WRITTEN INSTRUCTION
Extract the complete listing and repeat it word for word.

TASK INPUT
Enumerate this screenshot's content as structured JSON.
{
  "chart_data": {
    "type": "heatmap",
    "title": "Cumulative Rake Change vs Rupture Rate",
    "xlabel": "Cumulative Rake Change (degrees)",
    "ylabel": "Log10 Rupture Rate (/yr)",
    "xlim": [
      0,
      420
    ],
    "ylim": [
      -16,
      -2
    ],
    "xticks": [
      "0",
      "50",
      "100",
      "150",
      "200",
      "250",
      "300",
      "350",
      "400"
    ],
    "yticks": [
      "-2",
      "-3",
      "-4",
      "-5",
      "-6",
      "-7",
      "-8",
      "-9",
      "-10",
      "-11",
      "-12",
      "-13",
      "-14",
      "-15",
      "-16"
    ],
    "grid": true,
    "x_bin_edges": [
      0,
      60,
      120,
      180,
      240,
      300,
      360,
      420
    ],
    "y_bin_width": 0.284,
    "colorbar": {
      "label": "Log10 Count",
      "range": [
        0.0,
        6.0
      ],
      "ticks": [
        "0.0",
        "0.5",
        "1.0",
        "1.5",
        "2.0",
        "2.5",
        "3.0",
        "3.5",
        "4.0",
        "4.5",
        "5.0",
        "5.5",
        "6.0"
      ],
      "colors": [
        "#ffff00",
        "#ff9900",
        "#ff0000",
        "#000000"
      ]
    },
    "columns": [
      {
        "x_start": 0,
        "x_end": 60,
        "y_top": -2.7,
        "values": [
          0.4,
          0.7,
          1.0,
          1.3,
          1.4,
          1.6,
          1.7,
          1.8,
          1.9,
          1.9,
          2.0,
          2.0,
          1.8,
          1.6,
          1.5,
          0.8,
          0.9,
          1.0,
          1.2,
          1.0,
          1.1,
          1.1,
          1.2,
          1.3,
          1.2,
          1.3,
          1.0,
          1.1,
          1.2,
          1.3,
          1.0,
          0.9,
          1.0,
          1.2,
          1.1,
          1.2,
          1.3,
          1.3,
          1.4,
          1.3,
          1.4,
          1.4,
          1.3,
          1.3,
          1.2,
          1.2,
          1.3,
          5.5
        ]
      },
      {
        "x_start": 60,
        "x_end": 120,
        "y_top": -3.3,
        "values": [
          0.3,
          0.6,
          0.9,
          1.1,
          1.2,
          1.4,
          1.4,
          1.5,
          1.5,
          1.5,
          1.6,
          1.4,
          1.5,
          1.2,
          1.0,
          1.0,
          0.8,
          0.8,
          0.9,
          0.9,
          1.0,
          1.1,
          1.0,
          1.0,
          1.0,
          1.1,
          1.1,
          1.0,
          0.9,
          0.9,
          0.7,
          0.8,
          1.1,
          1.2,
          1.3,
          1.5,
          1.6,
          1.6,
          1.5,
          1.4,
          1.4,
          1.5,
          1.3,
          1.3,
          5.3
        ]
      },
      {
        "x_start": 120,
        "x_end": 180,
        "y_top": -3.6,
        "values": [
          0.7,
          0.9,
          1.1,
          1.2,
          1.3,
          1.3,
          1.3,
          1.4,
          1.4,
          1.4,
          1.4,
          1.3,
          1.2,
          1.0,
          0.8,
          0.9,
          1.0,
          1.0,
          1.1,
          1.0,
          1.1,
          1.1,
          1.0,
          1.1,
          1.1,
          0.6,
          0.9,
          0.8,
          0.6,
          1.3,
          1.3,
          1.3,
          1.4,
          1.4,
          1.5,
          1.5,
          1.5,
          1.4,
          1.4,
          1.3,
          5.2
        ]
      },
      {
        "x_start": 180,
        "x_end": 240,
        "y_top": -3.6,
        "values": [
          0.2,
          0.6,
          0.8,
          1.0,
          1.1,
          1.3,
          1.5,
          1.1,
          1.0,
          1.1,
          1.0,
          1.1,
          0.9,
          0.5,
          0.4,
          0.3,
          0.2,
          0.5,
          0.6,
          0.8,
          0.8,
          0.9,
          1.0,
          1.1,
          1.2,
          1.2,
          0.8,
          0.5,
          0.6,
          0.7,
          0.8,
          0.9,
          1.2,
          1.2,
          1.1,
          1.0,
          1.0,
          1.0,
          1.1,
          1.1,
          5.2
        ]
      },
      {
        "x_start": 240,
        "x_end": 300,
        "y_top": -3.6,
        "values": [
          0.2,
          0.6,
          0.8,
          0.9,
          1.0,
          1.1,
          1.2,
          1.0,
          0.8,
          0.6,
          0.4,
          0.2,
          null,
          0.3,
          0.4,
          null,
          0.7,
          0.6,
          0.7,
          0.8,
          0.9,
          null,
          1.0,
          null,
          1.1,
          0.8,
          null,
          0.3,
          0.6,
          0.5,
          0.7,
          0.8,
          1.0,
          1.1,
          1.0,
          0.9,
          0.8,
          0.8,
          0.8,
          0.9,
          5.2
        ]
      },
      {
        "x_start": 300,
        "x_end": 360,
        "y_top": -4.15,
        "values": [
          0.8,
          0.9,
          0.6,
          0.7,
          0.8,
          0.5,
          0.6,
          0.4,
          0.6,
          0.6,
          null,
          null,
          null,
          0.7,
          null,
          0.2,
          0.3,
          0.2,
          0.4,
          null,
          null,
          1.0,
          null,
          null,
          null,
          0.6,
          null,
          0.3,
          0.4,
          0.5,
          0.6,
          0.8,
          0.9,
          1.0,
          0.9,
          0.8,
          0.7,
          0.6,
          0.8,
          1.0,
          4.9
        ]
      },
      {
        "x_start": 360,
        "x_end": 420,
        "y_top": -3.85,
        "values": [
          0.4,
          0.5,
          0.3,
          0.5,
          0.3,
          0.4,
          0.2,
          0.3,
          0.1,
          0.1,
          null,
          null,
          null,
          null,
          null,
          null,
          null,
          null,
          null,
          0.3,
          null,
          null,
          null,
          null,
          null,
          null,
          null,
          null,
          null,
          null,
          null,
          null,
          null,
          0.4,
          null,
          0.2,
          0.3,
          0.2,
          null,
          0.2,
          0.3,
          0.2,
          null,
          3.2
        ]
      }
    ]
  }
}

THE RESPONSE
Enumerate this screenshot's content as structured JSON.
{
  "chart_data": {
    "type": "heatmap",
    "title": "Cumulative Rake Change vs Rupture Rate",
    "xlabel": "Cumulative Rake Change (degrees)",
    "ylabel": "Log10 Rupture Rate (/yr)",
    "xlim": [
      0,
      420
    ],
    "ylim": [
      -16,
      -2
    ],
    "xticks": [
      "0",
      "50",
      "100",
      "150",
      "200",
      "250",
      "300",
      "350",
      "400"
    ],
    "yticks": [
      "-2",
      "-3",
      "-4",
      "-5",
      "-6",
      "-7",
      "-8",
      "-9",
      "-10",
      "-11",
      "-12",
      "-13",
      "-14",
      "-15",
      "-16"
    ],
    "grid": true,
    "x_bin_edges": [
      0,
      60,
      120,
      180,
      240,
      300,
      360,
      420
    ],
    "y_bin_width": 0.284,
    "colorbar": {
      "label": "Log10 Count",
      "range": [
        0.0,
        6.0
      ],
      "ticks": [
        "0.0",
        "0.5",
        "1.0",
        "1.5",
        "2.0",
        "2.5",
        "3.0",
        "3.5",
        "4.0",
        "4.5",
        "5.0",
        "5.5",
        "6.0"
      ],
      "colors": [
        "#ffff00",
        "#ff9900",
        "#ff0000",
        "#000000"
      ]
    },
    "columns": [
      {
        "x_start": 0,
        "x_end": 60,
        "y_top": -2.7,
        "values": [
          0.4,
          0.7,
          1.0,
          1.3,
          1.4,
          1.6,
          1.7,
          1.8,
          1.9,
          1.9,
          2.0,
          2.0,
          1.8,
          1.6,
          1.5,
          0.8,
          0.9,
          1.0,
          1.2,
          1.0,
          1.1,
          1.1,
          1.2,
          1.3,
          1.2,
          1.3,
          1.0,
          1.1,
          1.2,
          1.3,
          1.0,
          0.9,
          1.0,
          1.2,
          1.1,
          1.2,
          1.3,
          1.3,
          1.4,
          1.3,
          1.4,
          1.4,
          1.3,
          1.3,
          1.2,
          1.2,
          1.3,
          5.5
        ]
      },
      {
        "x_start": 60,
        "x_end": 120,
        "y_top": -3.3,
        "values": [
          0.3,
          0.6,
          0.9,
          1.1,
          1.2,
          1.4,
          1.4,
          1.5,
          1.5,
          1.5,
          1.6,
          1.4,
          1.5,
          1.2,
          1.0,
          1.0,
          0.8,
          0.8,
          0.9,
          0.9,
          1.0,
          1.1,
          1.0,
          1.0,
          1.0,
          1.1,
          1.1,
          1.0,
          0.9,
          0.9,
          0.7,
          0.8,
          1.1,
          1.2,
          1.3,
          1.5,
          1.6,
          1.6,
          1.5,
          1.4,
          1.4,
          1.5,
          1.3,
          1.3,
          5.3
        ]
      },
      {
        "x_start": 120,
        "x_end": 180,
        "y_top": -3.6,
        "values": [
          0.7,
          0.9,
          1.1,
          1.2,
          1.3,
          1.3,
          1.3,
          1.4,
          1.4,
          1.4,
          1.4,
          1.3,
          1.2,
          1.0,
          0.8,
          0.9,
          1.0,
          1.0,
          1.1,
          1.0,
          1.1,
          1.1,
          1.0,
          1.1,
          1.1,
          0.6,
          0.9,
          0.8,
          0.6,
          1.3,
          1.3,
          1.3,
          1.4,
          1.4,
          1.5,
          1.5,
          1.5,
          1.4,
          1.4,
          1.3,
          5.2
        ]
      },
      {
        "x_start": 180,
        "x_end": 240,
        "y_top": -3.6,
        "values": [
          0.2,
          0.6,
          0.8,
          1.0,
          1.1,
          1.3,
          1.5,
          1.1,
          1.0,
          1.1,
          1.0,
          1.1,
          0.9,
          0.5,
          0.4,
          0.3,
          0.2,
          0.5,
          0.6,
          0.8,
          0.8,
          0.9,
          1.0,
          1.1,
          1.2,
          1.2,
          0.8,
          0.5,
          0.6,
          0.7,
          0.8,
          0.9,
          1.2,
          1.2,
          1.1,
          1.0,
          1.0,
          1.0,
          1.1,
          1.1,
          5.2
        ]
      },
      {
        "x_start": 240,
        "x_end": 300,
        "y_top": -3.6,
        "values": [
          0.2,
          0.6,
          0.8,
          0.9,
          1.0,
          1.1,
          1.2,
          1.0,
          0.8,
          0.6,
          0.4,
          0.2,
          null,
          0.3,
          0.4,
          null,
          0.7,
          0.6,
          0.7,
          0.8,
          0.9,
          null,
          1.0,
          null,
          1.1,
          0.8,
          null,
          0.3,
          0.6,
          0.5,
          0.7,
          0.8,
          1.0,
          1.1,
          1.0,
          0.9,
          0.8,
          0.8,
          0.8,
          0.9,
          5.2
        ]
      },
      {
        "x_start": 300,
        "x_end": 360,
        "y_top": -4.15,
        "values": [
          0.8,
          0.9,
          0.6,
          0.7,
          0.8,
          0.5,
          0.6,
          0.4,
          0.6,
          0.6,
          null,
          null,
          null,
          0.7,
          null,
          0.2,
          0.3,
          0.2,
          0.4,
          null,
          null,
          1.0,
          null,
          null,
          null,
          0.6,
          null,
          0.3,
          0.4,
          0.5,
          0.6,
          0.8,
          0.9,
          1.0,
          0.9,
          0.8,
          0.7,
          0.6,
          0.8,
          1.0,
          4.9
        ]
      },
      {
        "x_start": 360,
        "x_end": 420,
        "y_top": -3.85,
        "values": [
          0.4,
          0.5,
          0.3,
          0.5,
          0.3,
          0.4,
          0.2,
          0.3,
          0.1,
          0.1,
          null,
          null,
          null,
          null,
          null,
          null,
          null,
          null,
          null,
          0.3,
          null,
          null,
          null,
          null,
          null,
          null,
          null,
          null,
          null,
          null,
          null,
          null,
          null,
          0.4,
          null,
          0.2,
          0.3,
          0.2,
          null,
          0.2,
          0.3,
          0.2,
          null,
          3.2
        ]
      }
    ]
  }
}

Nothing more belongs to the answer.